> [Short problem]:
Copy out all of the material exactly as presented.

> [Records shown]:
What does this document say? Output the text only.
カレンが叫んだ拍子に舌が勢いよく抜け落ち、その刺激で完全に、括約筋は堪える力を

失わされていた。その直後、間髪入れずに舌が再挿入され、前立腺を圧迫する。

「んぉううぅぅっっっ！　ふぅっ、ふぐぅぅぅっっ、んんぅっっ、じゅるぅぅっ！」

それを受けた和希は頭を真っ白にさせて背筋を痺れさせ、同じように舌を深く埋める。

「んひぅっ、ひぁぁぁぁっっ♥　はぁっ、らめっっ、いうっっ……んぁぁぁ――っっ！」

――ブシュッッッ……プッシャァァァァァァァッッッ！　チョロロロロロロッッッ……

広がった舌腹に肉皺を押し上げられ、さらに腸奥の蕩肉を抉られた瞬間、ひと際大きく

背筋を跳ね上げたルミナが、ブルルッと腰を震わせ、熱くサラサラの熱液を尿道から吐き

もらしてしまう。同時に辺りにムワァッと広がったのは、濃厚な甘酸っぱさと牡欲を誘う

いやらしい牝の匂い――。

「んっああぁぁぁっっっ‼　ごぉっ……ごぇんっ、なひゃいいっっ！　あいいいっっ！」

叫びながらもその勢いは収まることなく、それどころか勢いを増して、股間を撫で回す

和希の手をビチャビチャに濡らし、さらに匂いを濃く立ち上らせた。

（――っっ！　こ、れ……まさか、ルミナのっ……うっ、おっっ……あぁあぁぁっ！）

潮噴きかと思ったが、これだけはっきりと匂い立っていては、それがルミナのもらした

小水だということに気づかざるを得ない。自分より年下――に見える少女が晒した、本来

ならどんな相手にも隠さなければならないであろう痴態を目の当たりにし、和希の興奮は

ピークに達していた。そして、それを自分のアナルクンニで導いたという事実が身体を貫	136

> [Correct response]:
What does this document say? Output the text only.
カレンが叫んだ拍子に舌が勢いよく抜け落ち、その刺激で完全に、括約筋は堪える力を

失わされていた。その直後、間髪入れずに舌が再挿入され、前立腺を圧迫する。

「んぉううぅぅっっっ！　ふぅっ、ふぐぅぅぅっっ、んんぅっっ、じゅるぅぅっ！」

それを受けた和希は頭を真っ白にさせて背筋を痺れさせ、同じように舌を深く埋める。

「んひぅっ、ひぁぁぁぁっっ♥　はぁっ、らめっっ、いうっっ……んぁぁぁ――っっ！」

――ブシュッッッ……プッシャァァァァァァァッッッ！　チョロロロロロロッッッ……

広がった舌腹に肉皺を押し上げられ、さらに腸奥の蕩肉を抉られた瞬間、ひと際大きく

背筋を跳ね上げたルミナが、ブルルッと腰を震わせ、熱くサラサラの熱液を尿道から吐き

もらしてしまう。同時に辺りにムワァッと広がったのは、濃厚な甘酸っぱさと牡欲を誘う

いやらしい牝の匂い――。

「んっああぁぁぁっっっ‼　ごぉっ……ごぇんっ、なひゃいいっっ！　あいいいっっ！」

叫びながらもその勢いは収まることなく、それどころか勢いを増して、股間を撫で回す

和希の手をビチャビチャに濡らし、さらに匂いを濃く立ち上らせた。

（――っっ！　こ、れ……まさか、ルミナのっ……うっ、おっっ……あぁあぁぁっ！）

潮噴きかと思ったが、これだけはっきりと匂い立っていては、それがルミナのもらした

小水だということに気づかざるを得ない。自分より年下――に見える少女が晒した、本来

ならどんな相手にも隠さなければならないであろう痴態を目の当たりにし、和希の興奮は

ピークに達していた。そして、それを自分のアナルクンニで導いたという事実が身体を貫	136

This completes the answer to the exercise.